_Testo selezionato_:
---
Rovigo Oggi

Pomeriggio di tremarella

TERREMOTO ROVIGO Tante telefonate ai vigili del fuoco del capoluogo per informazioni ma nessuna segnalazione di danni. La scossa delle 15.53 del 27 gennaio con epicentro in provincia di Parma ha allarmato anche il Polesine


Avvertita distintamente anche a Rovigo la scossa di terremoto delle 15.53 avvenuta il 27 gennaio nell'appennino della provincia di Parma. La centrale operativa dei vigili del fuoco del capoluogo polesano ha ricevuto parecchie telefonate di rodigini che chiedavano informazioni, nessuna segnalazione di danni



Rovigo - Tanta paura ma nessun danno a Rovigo e dintorni per l’ennesima scossa di terremoto avvertita in questi giorni. Quella del 27 gennaio delle 15.53 con epicentro nel parmense a 60,8 chilometri di profondità, nella zona di Corniglio e Berceto, Monchio delle Corti e Palanzano, è stata particolarmente forte, 5,4 magnitudo della scala Richter, tanto da essere stata avvertita distintamente da Milano a Prato, da Bologna a Genova, da La Spezia a Verona, fino al Polesine, al Trentino e al Piemonte.

La centrale operativa dei vigili del fuoco di Rovigo conferma che la preoccupazione dei cittadini è stata elevata. Una cinquantina di telefonate nel giro di un'ora da tutti i quartieri della città, ma in particolare Commenda, San Bortolo, per ricevere informazioni e rassicurazioni. Nessuna chiamata invece per segnalare danni. Dal tam tam di Facebook emerge che la scossa è stata avvertita in tutta la provincia.

A Parma ci sono danni agli edifici a La Spezia e Massa Carrara raccontano che in casa siano caduti oggetti dagli scaffali. La circolazione dei treni ad alta velocità è stata interrotta tra Bologna Centrale e Milano Centrale per un breve periodo. Poi alle 17 è ripresa regolarmente.

Siamo in presenza di uno sciame sismico nell'appennino emiliano, il sismologo dell’Istituto nazionale di geofisica e vulcanologia Salvatore Barba ha spiegato chiaramente che "è possibile che ci siano altre scosse dopo quella di oggi, anche più forti". "E' stato un terremoto particolarmente profondo - ha spiegato il sismologo - molto più della media della zona che è di 25-30 chilometri e questo ha sicuramente attutito l’effetto. Ricordiamo che all’Aquila la profondità fu di appena 7 chilometri". La magnitudo è elevata, ma nella zona sono possibili magnitudo anche più forti, fino a 6 gradi Richter.

Successivamente, alle 16.23 alle 16.34, si sono verificate altre due scosse rispettivamente di magnitudo 2.7 e 3.2, a 63,6 e 65,6 chilometri di profondità.
---
_Dati estratti_:
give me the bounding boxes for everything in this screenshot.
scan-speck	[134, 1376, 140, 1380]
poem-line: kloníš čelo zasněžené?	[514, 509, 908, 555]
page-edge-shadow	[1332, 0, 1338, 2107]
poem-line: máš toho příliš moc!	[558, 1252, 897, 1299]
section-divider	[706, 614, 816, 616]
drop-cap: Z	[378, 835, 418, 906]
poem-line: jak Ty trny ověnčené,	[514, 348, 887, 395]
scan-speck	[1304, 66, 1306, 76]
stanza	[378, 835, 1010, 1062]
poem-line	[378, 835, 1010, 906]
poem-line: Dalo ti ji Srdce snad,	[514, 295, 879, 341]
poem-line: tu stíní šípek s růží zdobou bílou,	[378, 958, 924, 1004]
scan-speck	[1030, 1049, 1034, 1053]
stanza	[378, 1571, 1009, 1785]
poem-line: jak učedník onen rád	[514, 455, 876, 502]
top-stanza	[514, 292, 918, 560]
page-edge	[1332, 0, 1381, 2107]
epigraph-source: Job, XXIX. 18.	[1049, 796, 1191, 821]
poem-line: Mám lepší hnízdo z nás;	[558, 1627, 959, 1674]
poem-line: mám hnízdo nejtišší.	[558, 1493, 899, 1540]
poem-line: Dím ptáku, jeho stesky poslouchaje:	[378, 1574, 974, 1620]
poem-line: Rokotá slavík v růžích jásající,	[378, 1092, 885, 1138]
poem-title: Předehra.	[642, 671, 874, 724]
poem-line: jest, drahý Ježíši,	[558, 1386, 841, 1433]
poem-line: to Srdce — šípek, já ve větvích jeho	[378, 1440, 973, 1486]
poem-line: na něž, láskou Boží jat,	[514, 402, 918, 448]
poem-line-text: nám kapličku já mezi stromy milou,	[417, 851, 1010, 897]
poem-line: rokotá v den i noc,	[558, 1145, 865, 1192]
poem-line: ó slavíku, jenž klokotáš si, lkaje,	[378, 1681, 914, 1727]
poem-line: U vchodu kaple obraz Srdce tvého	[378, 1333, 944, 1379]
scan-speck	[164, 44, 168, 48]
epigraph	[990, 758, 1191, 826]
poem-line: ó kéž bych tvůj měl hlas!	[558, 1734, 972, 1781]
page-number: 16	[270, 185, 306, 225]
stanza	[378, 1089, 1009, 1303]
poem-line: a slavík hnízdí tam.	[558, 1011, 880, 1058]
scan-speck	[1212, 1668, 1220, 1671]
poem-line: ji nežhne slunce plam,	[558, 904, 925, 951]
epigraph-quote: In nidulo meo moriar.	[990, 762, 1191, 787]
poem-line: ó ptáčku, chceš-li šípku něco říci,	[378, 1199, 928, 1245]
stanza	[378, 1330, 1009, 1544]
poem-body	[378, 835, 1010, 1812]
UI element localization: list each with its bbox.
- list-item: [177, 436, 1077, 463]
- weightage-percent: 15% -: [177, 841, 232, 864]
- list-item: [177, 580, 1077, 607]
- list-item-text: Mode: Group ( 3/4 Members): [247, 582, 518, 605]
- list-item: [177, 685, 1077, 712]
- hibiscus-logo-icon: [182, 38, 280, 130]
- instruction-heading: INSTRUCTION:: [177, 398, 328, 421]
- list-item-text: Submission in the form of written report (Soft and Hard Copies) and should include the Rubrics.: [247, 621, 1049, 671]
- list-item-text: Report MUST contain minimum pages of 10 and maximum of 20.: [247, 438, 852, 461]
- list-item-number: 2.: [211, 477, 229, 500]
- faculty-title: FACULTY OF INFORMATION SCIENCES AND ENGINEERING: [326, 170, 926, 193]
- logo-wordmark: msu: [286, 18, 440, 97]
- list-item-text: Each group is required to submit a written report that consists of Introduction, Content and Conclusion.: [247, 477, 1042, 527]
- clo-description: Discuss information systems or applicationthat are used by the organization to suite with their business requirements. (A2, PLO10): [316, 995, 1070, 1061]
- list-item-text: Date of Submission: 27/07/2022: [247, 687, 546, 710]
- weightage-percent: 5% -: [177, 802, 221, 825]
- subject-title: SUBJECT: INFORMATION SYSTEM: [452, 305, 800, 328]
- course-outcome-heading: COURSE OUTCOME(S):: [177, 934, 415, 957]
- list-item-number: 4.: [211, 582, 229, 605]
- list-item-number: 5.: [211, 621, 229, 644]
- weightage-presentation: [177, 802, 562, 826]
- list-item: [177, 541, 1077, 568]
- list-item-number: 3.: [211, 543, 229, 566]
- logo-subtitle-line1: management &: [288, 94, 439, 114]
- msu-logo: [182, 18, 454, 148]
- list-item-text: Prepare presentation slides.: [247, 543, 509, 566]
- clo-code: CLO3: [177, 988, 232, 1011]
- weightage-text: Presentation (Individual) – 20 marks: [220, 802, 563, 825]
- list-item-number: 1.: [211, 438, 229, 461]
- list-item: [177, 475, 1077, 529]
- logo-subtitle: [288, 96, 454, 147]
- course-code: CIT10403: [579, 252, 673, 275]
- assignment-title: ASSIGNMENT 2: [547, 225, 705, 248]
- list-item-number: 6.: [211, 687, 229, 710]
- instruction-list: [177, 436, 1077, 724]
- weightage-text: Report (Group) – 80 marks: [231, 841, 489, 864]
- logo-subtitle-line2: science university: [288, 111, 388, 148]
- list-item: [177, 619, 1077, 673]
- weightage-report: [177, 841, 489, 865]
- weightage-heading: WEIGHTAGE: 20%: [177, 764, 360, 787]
---
_Il tuo compito_: Restituisci alla lettera il passo dell'articolo sul terremoto che va da "A Parma ci sono" fino a "6 gradi Richter." incluso.

_Risultato del compito_:
A Parma ci sono danni agli edifici a La Spezia e Massa Carrara raccontano che in casa siano caduti oggetti dagli scaffali. La circolazione dei treni ad alta velocità è stata interrotta tra Bologna Centrale e Milano Centrale per un breve periodo. Poi alle 17 è ripresa regolarmente.

Siamo in presenza di uno sciame sismico nell'appennino emiliano, il sismologo dell’Istituto nazionale di geofisica e vulcanologia Salvatore Barba ha spiegato chiaramente che "è possibile che ci siano altre scosse dopo quella di oggi, anche più forti". "E' stato un terremoto particolarmente profondo - ha spiegato il sismologo - molto più della media della zona che è di 25-30 chilometri e questo ha sicuramente attutito l’effetto. Ricordiamo che all’Aquila la profondità fu di appena 7 chilometri". La magnitudo è elevata, ma nella zona sono possibili magnitudo anche più forti, fino a 6 gradi Richter.